— Start RECORDS TO PROCESS —

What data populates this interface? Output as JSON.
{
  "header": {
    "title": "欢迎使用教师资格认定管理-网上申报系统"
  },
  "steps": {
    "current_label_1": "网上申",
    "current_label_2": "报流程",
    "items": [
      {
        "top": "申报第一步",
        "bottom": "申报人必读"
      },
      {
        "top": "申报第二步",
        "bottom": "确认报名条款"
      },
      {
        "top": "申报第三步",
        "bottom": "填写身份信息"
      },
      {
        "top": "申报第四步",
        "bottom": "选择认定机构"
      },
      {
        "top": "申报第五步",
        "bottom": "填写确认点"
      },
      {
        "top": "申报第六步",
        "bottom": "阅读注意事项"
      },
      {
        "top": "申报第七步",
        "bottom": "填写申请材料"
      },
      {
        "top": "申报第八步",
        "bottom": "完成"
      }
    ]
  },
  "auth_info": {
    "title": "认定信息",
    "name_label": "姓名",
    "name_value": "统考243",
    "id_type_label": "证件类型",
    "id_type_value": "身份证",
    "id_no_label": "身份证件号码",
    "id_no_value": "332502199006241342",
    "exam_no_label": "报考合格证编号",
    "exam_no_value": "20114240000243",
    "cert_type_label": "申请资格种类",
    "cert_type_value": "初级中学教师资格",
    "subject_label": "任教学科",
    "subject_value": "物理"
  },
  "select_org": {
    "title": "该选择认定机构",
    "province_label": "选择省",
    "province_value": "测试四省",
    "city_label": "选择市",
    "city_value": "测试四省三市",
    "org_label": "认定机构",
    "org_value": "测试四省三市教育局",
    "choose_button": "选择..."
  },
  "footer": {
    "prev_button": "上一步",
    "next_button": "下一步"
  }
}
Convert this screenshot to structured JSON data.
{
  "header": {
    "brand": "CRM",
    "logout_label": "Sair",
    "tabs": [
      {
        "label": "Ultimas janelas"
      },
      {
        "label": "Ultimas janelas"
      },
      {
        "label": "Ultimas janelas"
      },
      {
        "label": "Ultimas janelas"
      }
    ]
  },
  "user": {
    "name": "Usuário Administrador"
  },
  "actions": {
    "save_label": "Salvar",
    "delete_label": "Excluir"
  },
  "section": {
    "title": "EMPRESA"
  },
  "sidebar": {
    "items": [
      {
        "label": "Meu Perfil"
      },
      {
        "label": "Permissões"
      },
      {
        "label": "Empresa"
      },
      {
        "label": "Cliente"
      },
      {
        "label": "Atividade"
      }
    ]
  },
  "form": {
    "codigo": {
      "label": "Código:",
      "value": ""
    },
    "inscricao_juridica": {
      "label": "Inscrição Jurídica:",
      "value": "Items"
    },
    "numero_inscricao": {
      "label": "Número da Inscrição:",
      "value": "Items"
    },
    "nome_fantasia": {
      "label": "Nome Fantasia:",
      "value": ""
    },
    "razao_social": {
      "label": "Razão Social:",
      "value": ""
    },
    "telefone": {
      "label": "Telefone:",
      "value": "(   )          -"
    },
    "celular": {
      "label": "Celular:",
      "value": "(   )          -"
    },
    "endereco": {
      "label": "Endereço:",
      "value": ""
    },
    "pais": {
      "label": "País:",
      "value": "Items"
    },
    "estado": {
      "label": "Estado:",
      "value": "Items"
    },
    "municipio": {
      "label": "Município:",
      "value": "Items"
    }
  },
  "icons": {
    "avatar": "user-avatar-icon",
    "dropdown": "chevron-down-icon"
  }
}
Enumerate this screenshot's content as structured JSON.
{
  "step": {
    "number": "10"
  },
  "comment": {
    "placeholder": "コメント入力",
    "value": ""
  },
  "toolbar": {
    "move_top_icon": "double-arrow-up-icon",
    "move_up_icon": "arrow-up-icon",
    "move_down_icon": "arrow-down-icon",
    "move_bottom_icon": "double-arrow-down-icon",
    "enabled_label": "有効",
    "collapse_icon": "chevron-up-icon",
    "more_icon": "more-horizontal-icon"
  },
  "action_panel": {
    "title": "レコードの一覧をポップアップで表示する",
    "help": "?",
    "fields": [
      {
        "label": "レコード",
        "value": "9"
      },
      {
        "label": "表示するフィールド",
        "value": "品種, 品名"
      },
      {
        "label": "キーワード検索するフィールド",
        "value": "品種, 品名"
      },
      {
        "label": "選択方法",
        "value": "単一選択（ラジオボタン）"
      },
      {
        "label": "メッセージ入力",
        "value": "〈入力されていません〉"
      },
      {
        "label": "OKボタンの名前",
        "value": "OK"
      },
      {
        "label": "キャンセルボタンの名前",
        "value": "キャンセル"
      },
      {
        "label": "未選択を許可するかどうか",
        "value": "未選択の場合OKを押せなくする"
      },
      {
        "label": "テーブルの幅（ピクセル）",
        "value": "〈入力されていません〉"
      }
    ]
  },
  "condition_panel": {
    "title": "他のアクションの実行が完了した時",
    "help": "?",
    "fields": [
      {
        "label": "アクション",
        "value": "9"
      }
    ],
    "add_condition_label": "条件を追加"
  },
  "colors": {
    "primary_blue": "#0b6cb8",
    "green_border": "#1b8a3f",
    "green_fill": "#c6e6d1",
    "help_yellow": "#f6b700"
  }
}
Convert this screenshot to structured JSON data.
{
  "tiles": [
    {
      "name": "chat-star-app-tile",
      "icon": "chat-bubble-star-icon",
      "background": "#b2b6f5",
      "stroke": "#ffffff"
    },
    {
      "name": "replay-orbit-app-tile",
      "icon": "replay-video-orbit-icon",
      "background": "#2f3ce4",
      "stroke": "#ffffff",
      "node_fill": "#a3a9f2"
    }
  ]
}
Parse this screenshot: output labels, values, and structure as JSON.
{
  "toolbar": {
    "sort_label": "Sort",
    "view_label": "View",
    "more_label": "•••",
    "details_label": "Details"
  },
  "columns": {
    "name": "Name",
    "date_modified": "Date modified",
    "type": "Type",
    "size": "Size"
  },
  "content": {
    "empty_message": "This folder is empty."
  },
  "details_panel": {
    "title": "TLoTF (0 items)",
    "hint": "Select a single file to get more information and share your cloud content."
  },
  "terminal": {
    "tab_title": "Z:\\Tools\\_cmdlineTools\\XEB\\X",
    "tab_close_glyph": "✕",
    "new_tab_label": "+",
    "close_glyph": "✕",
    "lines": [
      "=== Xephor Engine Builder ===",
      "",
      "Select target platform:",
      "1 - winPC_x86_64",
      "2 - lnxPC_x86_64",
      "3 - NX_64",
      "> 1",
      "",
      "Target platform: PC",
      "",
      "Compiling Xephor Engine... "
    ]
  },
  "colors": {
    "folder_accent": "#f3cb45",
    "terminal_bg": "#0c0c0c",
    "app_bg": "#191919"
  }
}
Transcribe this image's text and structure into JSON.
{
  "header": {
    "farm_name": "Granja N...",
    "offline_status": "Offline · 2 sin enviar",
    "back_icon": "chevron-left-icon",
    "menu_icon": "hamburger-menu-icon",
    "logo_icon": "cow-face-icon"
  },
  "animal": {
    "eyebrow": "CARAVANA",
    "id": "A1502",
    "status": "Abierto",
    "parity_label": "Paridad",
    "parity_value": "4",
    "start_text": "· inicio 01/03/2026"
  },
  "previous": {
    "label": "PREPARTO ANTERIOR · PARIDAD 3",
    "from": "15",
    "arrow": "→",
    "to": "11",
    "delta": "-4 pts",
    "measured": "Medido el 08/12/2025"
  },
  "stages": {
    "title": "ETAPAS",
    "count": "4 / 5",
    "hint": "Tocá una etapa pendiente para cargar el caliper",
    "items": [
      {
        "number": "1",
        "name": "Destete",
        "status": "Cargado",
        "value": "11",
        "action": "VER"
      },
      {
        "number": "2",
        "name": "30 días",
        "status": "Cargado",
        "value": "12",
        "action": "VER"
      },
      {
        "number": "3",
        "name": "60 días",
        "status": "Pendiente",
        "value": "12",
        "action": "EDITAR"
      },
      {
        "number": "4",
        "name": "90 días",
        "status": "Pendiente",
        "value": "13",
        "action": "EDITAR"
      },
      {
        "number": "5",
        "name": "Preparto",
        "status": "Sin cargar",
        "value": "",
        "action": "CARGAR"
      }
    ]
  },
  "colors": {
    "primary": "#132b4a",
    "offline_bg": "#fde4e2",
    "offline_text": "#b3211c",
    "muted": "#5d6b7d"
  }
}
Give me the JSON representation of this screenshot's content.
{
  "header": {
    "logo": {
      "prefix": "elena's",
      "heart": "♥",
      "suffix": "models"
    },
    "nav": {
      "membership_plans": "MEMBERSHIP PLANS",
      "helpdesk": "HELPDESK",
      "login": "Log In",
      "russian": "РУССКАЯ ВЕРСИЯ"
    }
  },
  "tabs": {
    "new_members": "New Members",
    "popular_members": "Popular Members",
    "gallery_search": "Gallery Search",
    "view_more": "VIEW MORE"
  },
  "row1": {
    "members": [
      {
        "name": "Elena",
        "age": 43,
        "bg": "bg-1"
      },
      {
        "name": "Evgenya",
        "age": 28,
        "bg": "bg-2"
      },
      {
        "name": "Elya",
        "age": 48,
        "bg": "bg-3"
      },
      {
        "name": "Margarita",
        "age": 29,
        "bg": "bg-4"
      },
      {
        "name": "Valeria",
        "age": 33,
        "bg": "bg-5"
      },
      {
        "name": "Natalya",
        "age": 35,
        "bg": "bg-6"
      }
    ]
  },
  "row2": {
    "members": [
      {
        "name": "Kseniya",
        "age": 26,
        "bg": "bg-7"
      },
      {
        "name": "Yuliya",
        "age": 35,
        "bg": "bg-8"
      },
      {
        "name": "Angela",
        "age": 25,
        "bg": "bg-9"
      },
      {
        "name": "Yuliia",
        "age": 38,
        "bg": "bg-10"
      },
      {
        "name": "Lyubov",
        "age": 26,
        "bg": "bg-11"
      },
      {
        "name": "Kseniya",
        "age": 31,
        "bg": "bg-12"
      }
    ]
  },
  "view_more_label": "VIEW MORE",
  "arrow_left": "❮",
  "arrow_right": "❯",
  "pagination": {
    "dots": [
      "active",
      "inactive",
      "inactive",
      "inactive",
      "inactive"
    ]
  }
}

— End RECORDS TO PROCESS —

**DIRECTIVE**
Ascertain the number of lines in the entries that include the word "platform", and report only that number.

**ANSWER TO THIS PROBLEM**
2